### Work instructions
Set each entry down verbatim, omitting images.

### Entries supplied
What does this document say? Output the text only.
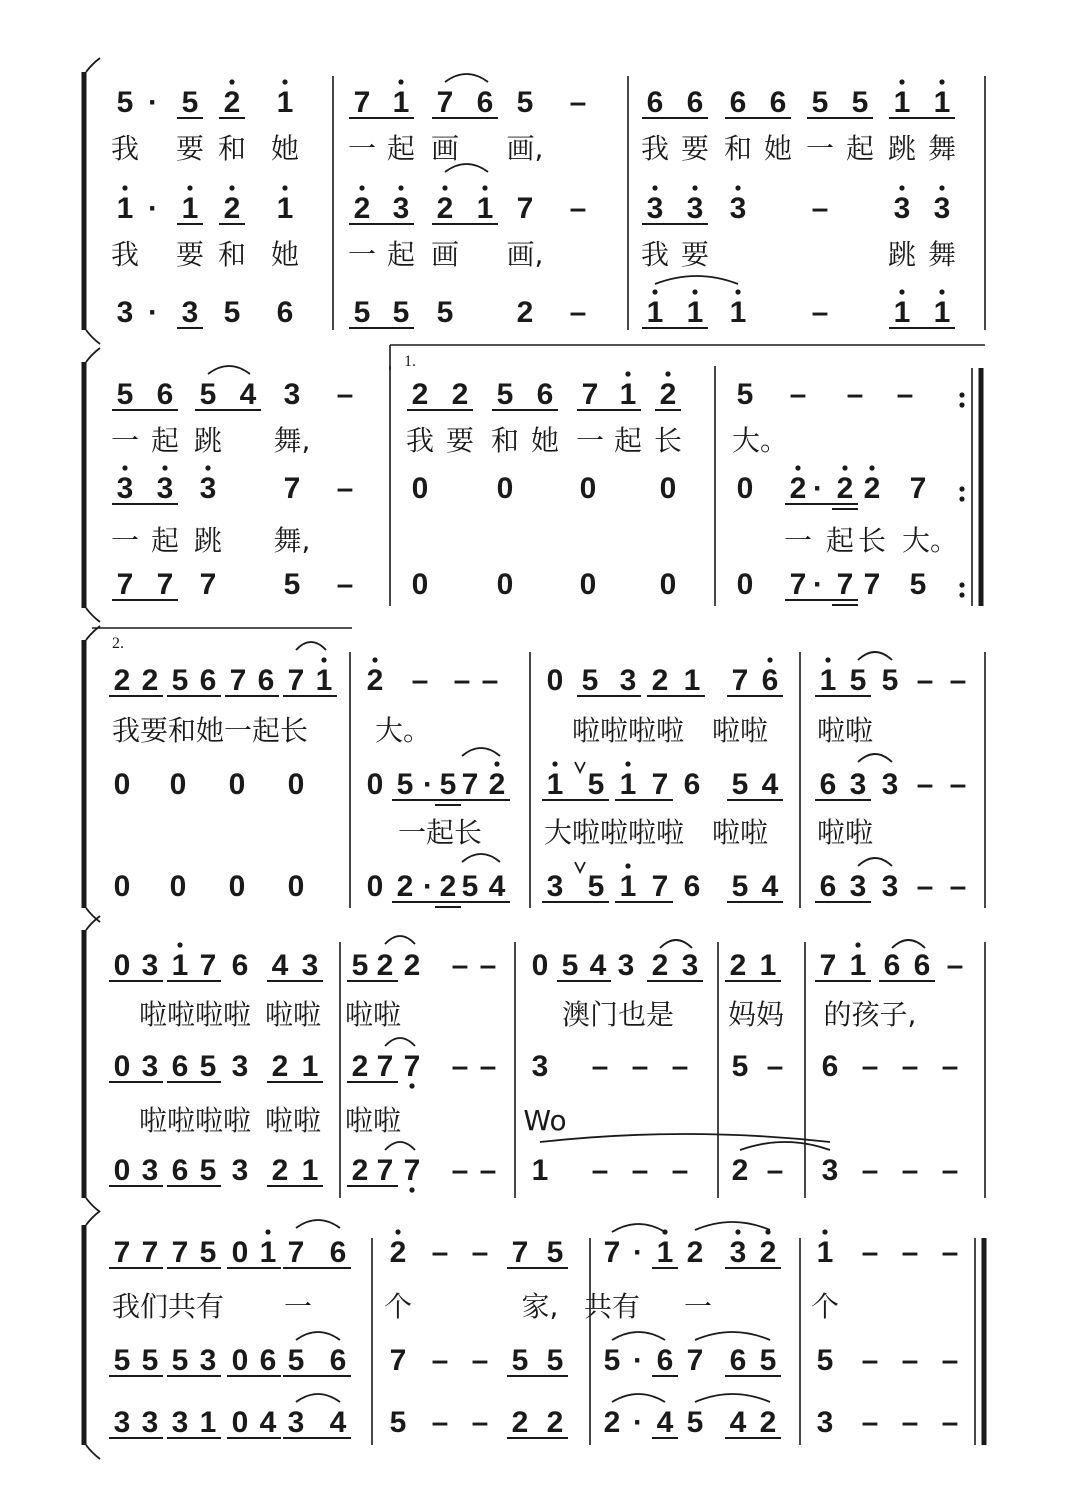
5 · 5 2 1 7 1 7 6 5 – 6 6 6 6 5 5 1 1
我 要 和 她 一 起 画 画,	我 要 和 她 一 起 跳 舞
1 · 1 2 1 2 3 2 1 7 – 3 3 3 – 3 3
我 要 和 她 一 起 画 画,	我 要	跳 舞
3 · 3 5 6 5 5 5 2 – 1 1 1 – 1 1
1.
5 6 5 4 3 – 2 2 5 6 7 1 2 5 – – –
一 起 跳 舞,	我 要 和 她 一 起 长 大。
3 3 3 7 – 0 0 0 0 0 2 · 2 2 7
一 起 跳 舞,	一 起 长 大。
7 7 7 5 – 0 0 0 0 0 7 · 7 7 5
2.
2 2 5 6 7 6 7 1 2 – – – 0 5 3 2 1 7 6 1 5 5 – –
我要和她一起长 大。	啦啦啦啦 啦啦 啦啦
0 0 0 0 0 5 · 5 7 2 1 5 1 7 6 5 4 6 3 3 – –
一起长 大啦啦啦啦 啦啦 啦啦
0 0 0 0 0 2 · 2 5 4 3 5 1 7 6 5 4 6 3 3 – –
0 3 1 7 6 4 3 5 2 2 – – 0 5 4 3 2 3 2 1 7 1 6 6 –
啦啦啦啦 啦啦 啦啦	澳门也是 妈妈 的孩子,
0 3 6 5 3 2 1 2 7 7 – – 3 – – – 5 – 6 – – –
啦啦啦啦 啦啦 啦啦	Wo
0 3 6 5 3 2 1 2 7 7 – – 1 – – – 2 – 3 – – –
7 7 7 5 0 1 7 6 2 – – 7 5 7 · 1 2 3 2 1 – – –
我们共有 一	个	家, 共有 一	个
5 5 5 3 0 6 5 6 7 – – 5 5 5 · 6 7 6 5 5 – – –
3 3 3 1 0 4 3 4 5 – – 2 2 2 · 4 5 4 2 3 – – –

### Exercise output
What does this document say? Output the text only.
5 · 5 2 1 7 1 7 6 5 – 6 6 6 6 5 5 1 1
我 要 和 她 一 起 画 画,	我 要 和 她 一 起 跳 舞
1 · 1 2 1 2 3 2 1 7 – 3 3 3 – 3 3
我 要 和 她 一 起 画 画,	我 要	跳 舞
3 · 3 5 6 5 5 5 2 – 1 1 1 – 1 1
1.
5 6 5 4 3 – 2 2 5 6 7 1 2 5 – – –
一 起 跳 舞,	我 要 和 她 一 起 长 大。
3 3 3 7 – 0 0 0 0 0 2 · 2 2 7
一 起 跳 舞,	一 起 长 大。
7 7 7 5 – 0 0 0 0 0 7 · 7 7 5
2.
2 2 5 6 7 6 7 1 2 – – – 0 5 3 2 1 7 6 1 5 5 – –
我要和她一起长 大。	啦啦啦啦 啦啦 啦啦
0 0 0 0 0 5 · 5 7 2 1 5 1 7 6 5 4 6 3 3 – –
一起长 大啦啦啦啦 啦啦 啦啦
0 0 0 0 0 2 · 2 5 4 3 5 1 7 6 5 4 6 3 3 – –
0 3 1 7 6 4 3 5 2 2 – – 0 5 4 3 2 3 2 1 7 1 6 6 –
啦啦啦啦 啦啦 啦啦	澳门也是 妈妈 的孩子,
0 3 6 5 3 2 1 2 7 7 – – 3 – – – 5 – 6 – – –
啦啦啦啦 啦啦 啦啦	Wo
0 3 6 5 3 2 1 2 7 7 – – 1 – – – 2 – 3 – – –
7 7 7 5 0 1 7 6 2 – – 7 5 7 · 1 2 3 2 1 – – –
我们共有 一	个	家, 共有 一	个
5 5 5 3 0 6 5 6 7 – – 5 5 5 · 6 7 6 5 5 – – –
3 3 3 1 0 4 3 4 5 – – 2 2 2 · 4 5 4 2 3 – – –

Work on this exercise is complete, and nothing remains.